__Available data__.
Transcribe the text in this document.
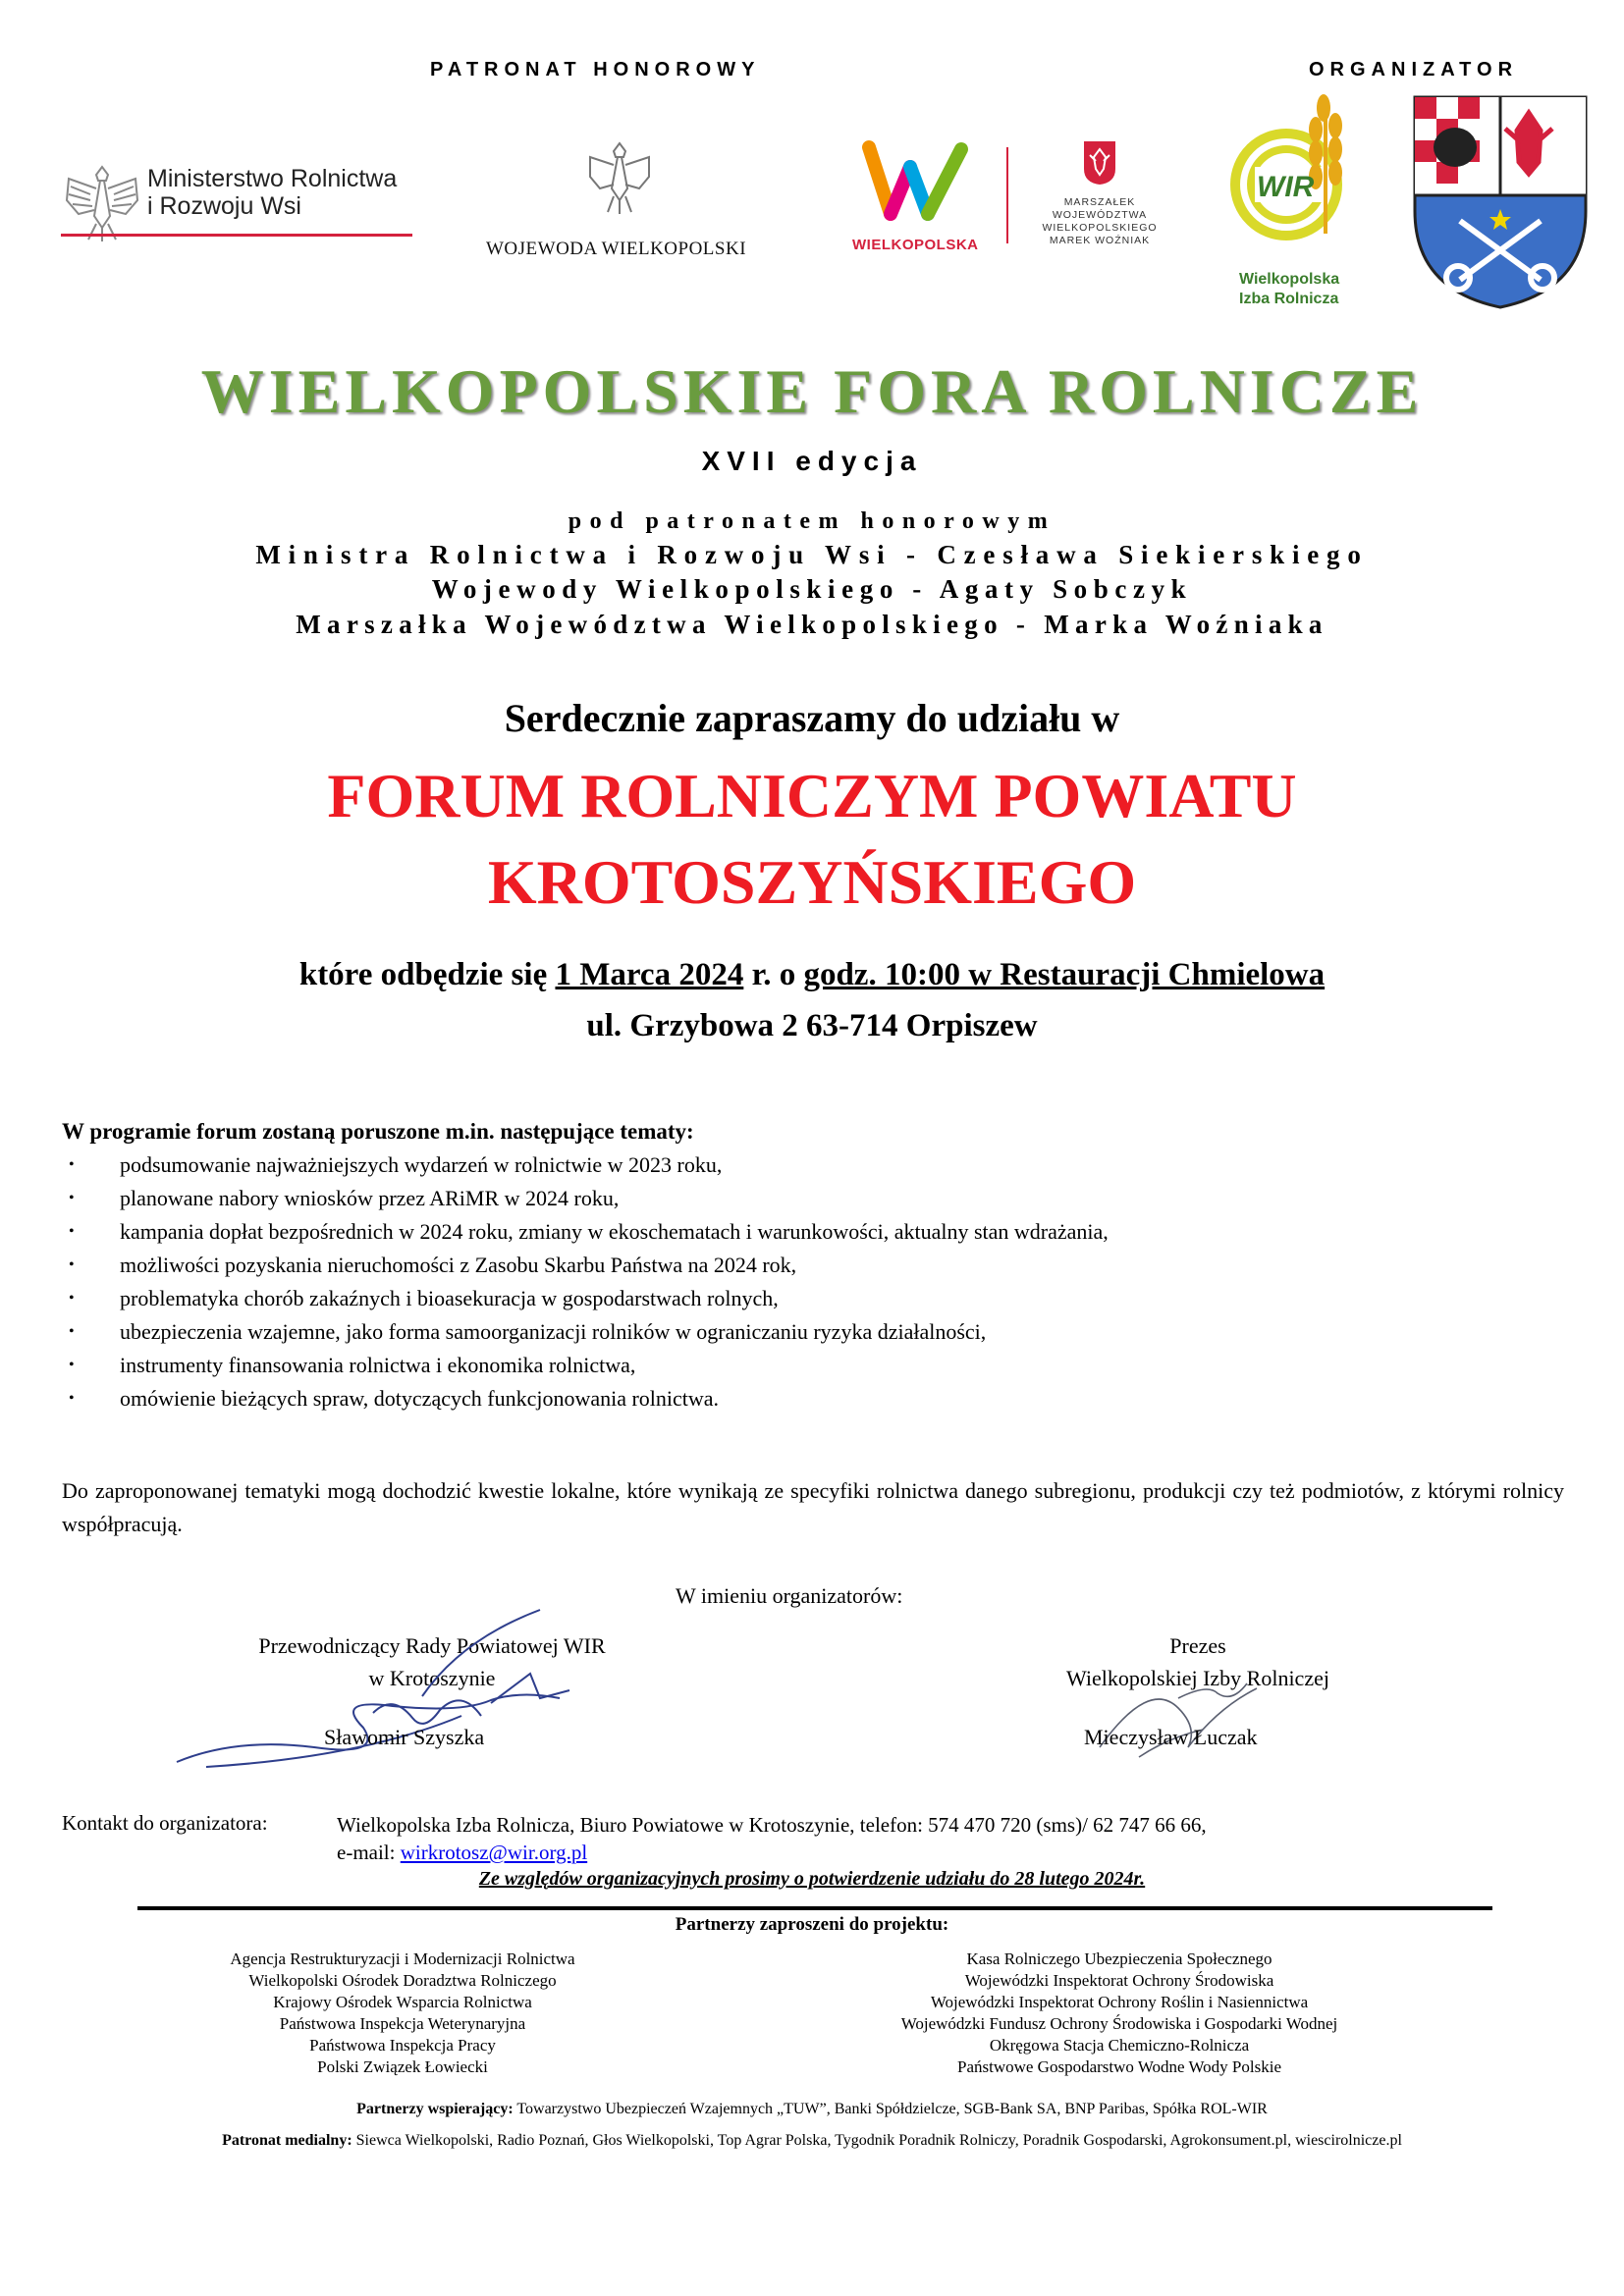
PATRONAT HONOROWY	ORGANIZATOR
Ministerstwo Rolnictwa
i Rozwoju Wsi
WOJEWODA WIELKOPOLSKI	WIELKOPOLSKA
MARSZAŁEK
WOJEWÓDZTWA
WIELKOPOLSKIEGO
MAREK WOŹNIAK
WIR
Wielkopolska
Izba Rolnicza
WIELKOPOLSKIE FORA ROLNICZE
XVII edycja
pod patronatem honorowym
Ministra Rolnictwa i Rozwoju Wsi - Czesława Siekierskiego
Wojewody Wielkopolskiego - Agaty Sobczyk
Marszałka Województwa Wielkopolskiego - Marka Woźniaka
Serdecznie zapraszamy do udziału w
FORUM ROLNICZYM POWIATU
KROTOSZYŃSKIEGO
które odbędzie się 1 Marca 2024 r. o godz. 10:00 w Restauracji Chmielowa
ul. Grzybowa 2 63-714 Orpiszew
W programie forum zostaną poruszone m.in. następujące tematy:
• podsumowanie najważniejszych wydarzeń w rolnictwie w 2023 roku,
• planowane nabory wniosków przez ARiMR w 2024 roku,
• kampania dopłat bezpośrednich w 2024 roku, zmiany w ekoschematach i warunkowości, aktualny stan wdrażania,
• możliwości pozyskania nieruchomości z Zasobu Skarbu Państwa na 2024 rok,
• problematyka chorób zakaźnych i bioasekuracja w gospodarstwach rolnych,
• ubezpieczenia wzajemne, jako forma samoorganizacji rolników w ograniczaniu ryzyka działalności,
• instrumenty finansowania rolnictwa i ekonomika rolnictwa,
• omówienie bieżących spraw, dotyczących funkcjonowania rolnictwa.
Do zaproponowanej tematyki mogą dochodzić kwestie lokalne, które wynikają ze specyfiki rolnictwa danego subregionu, produkcji czy też podmiotów, z którymi rolnicy współpracują.
W imieniu organizatorów:
Przewodniczący Rady Powiatowej WIR
w Krotoszynie
Prezes
Wielkopolskiej Izby Rolniczej
Sławomir Szyszka	Mieczysław Łuczak
Kontakt do organizatora:	Wielkopolska Izba Rolnicza, Biuro Powiatowe w Krotoszynie, telefon: 574 470 720 (sms)/ 62 747 66 66,
e-mail: wirkrotosz@wir.org.pl
Ze względów organizacyjnych prosimy o potwierdzenie udziału do 28 lutego 2024r.
Partnerzy zaproszeni do projektu:
Agencja Restrukturyzacji i Modernizacji Rolnictwa
Wielkopolski Ośrodek Doradztwa Rolniczego
Krajowy Ośrodek Wsparcia Rolnictwa
Państwowa Inspekcja Weterynaryjna
Państwowa Inspekcja Pracy
Polski Związek Łowiecki
Kasa Rolniczego Ubezpieczenia Społecznego
Wojewódzki Inspektorat Ochrony Środowiska
Wojewódzki Inspektorat Ochrony Roślin i Nasiennictwa
Wojewódzki Fundusz Ochrony Środowiska i Gospodarki Wodnej
Okręgowa Stacja Chemiczno-Rolnicza
Państwowe Gospodarstwo Wodne Wody Polskie
Partnerzy wspierający: Towarzystwo Ubezpieczeń Wzajemnych „TUW”, Banki Spółdzielcze, SGB-Bank SA, BNP Paribas, Spółka ROL-WIR
Patronat medialny: Siewca Wielkopolski, Radio Poznań, Głos Wielkopolski, Top Agrar Polska, Tygodnik Poradnik Rolniczy, Poradnik Gospodarski, Agrokonsument.pl, wiescirolnicze.pl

__Task details__. Your copy of the data should match it exactly, except that pictures are left out.

__Solution for this problem__.
Transcribe the text in this document.
PATRONAT HONOROWY	ORGANIZATOR
Ministerstwo Rolnictwa
i Rozwoju Wsi
WOJEWODA WIELKOPOLSKI	WIELKOPOLSKA
MARSZAŁEK
WOJEWÓDZTWA
WIELKOPOLSKIEGO
MAREK WOŹNIAK
WIR
Wielkopolska
Izba Rolnicza
WIELKOPOLSKIE FORA ROLNICZE
XVII edycja
pod patronatem honorowym
Ministra Rolnictwa i Rozwoju Wsi - Czesława Siekierskiego
Wojewody Wielkopolskiego - Agaty Sobczyk
Marszałka Województwa Wielkopolskiego - Marka Woźniaka
Serdecznie zapraszamy do udziału w
FORUM ROLNICZYM POWIATU
KROTOSZYŃSKIEGO
które odbędzie się 1 Marca 2024 r. o godz. 10:00 w Restauracji Chmielowa
ul. Grzybowa 2 63-714 Orpiszew
W programie forum zostaną poruszone m.in. następujące tematy:
• podsumowanie najważniejszych wydarzeń w rolnictwie w 2023 roku,
• planowane nabory wniosków przez ARiMR w 2024 roku,
• kampania dopłat bezpośrednich w 2024 roku, zmiany w ekoschematach i warunkowości, aktualny stan wdrażania,
• możliwości pozyskania nieruchomości z Zasobu Skarbu Państwa na 2024 rok,
• problematyka chorób zakaźnych i bioasekuracja w gospodarstwach rolnych,
• ubezpieczenia wzajemne, jako forma samoorganizacji rolników w ograniczaniu ryzyka działalności,
• instrumenty finansowania rolnictwa i ekonomika rolnictwa,
• omówienie bieżących spraw, dotyczących funkcjonowania rolnictwa.
Do zaproponowanej tematyki mogą dochodzić kwestie lokalne, które wynikają ze specyfiki rolnictwa danego subregionu, produkcji czy też podmiotów, z którymi rolnicy współpracują.
W imieniu organizatorów:
Przewodniczący Rady Powiatowej WIR
w Krotoszynie
Prezes
Wielkopolskiej Izby Rolniczej
Sławomir Szyszka	Mieczysław Łuczak
Kontakt do organizatora:	Wielkopolska Izba Rolnicza, Biuro Powiatowe w Krotoszynie, telefon: 574 470 720 (sms)/ 62 747 66 66,
e-mail: wirkrotosz@wir.org.pl
Ze względów organizacyjnych prosimy o potwierdzenie udziału do 28 lutego 2024r.
Partnerzy zaproszeni do projektu:
Agencja Restrukturyzacji i Modernizacji Rolnictwa
Wielkopolski Ośrodek Doradztwa Rolniczego
Krajowy Ośrodek Wsparcia Rolnictwa
Państwowa Inspekcja Weterynaryjna
Państwowa Inspekcja Pracy
Polski Związek Łowiecki
Kasa Rolniczego Ubezpieczenia Społecznego
Wojewódzki Inspektorat Ochrony Środowiska
Wojewódzki Inspektorat Ochrony Roślin i Nasiennictwa
Wojewódzki Fundusz Ochrony Środowiska i Gospodarki Wodnej
Okręgowa Stacja Chemiczno-Rolnicza
Państwowe Gospodarstwo Wodne Wody Polskie
Partnerzy wspierający: Towarzystwo Ubezpieczeń Wzajemnych „TUW”, Banki Spółdzielcze, SGB-Bank SA, BNP Paribas, Spółka ROL-WIR
Patronat medialny: Siewca Wielkopolski, Radio Poznań, Głos Wielkopolski, Top Agrar Polska, Tygodnik Poradnik Rolniczy, Poradnik Gospodarski, Agrokonsument.pl, wiescirolnicze.pl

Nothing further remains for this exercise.